[Data records]
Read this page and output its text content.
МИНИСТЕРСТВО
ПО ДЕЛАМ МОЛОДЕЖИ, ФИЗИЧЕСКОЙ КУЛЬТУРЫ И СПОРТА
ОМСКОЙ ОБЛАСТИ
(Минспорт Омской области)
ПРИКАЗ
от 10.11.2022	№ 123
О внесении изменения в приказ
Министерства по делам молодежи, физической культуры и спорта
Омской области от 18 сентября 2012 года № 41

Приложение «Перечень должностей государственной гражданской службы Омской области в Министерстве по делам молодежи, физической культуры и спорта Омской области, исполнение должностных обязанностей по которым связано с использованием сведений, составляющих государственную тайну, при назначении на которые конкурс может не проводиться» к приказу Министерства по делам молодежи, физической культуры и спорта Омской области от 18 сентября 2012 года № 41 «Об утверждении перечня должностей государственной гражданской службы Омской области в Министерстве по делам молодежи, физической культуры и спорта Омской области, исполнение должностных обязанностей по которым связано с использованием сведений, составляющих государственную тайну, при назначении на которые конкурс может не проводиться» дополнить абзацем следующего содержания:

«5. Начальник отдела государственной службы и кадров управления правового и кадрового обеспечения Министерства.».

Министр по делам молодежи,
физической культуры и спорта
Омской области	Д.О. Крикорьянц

# THE PROBLEM
Every line of the records above needs to be given again exactly.

# CORRECT RESPONSE
Read this page and output its text content.
МИНИСТЕРСТВО
ПО ДЕЛАМ МОЛОДЕЖИ, ФИЗИЧЕСКОЙ КУЛЬТУРЫ И СПОРТА
ОМСКОЙ ОБЛАСТИ
(Минспорт Омской области)
ПРИКАЗ
от 10.11.2022	№ 123
О внесении изменения в приказ
Министерства по делам молодежи, физической культуры и спорта
Омской области от 18 сентября 2012 года № 41

Приложение «Перечень должностей государственной гражданской службы Омской области в Министерстве по делам молодежи, физической культуры и спорта Омской области, исполнение должностных обязанностей по которым связано с использованием сведений, составляющих государственную тайну, при назначении на которые конкурс может не проводиться» к приказу Министерства по делам молодежи, физической культуры и спорта Омской области от 18 сентября 2012 года № 41 «Об утверждении перечня должностей государственной гражданской службы Омской области в Министерстве по делам молодежи, физической культуры и спорта Омской области, исполнение должностных обязанностей по которым связано с использованием сведений, составляющих государственную тайну, при назначении на которые конкурс может не проводиться» дополнить абзацем следующего содержания:

«5. Начальник отдела государственной службы и кадров управления правового и кадрового обеспечения Министерства.».

Министр по делам молодежи,
физической культуры и спорта
Омской области	Д.О. Крикорьянц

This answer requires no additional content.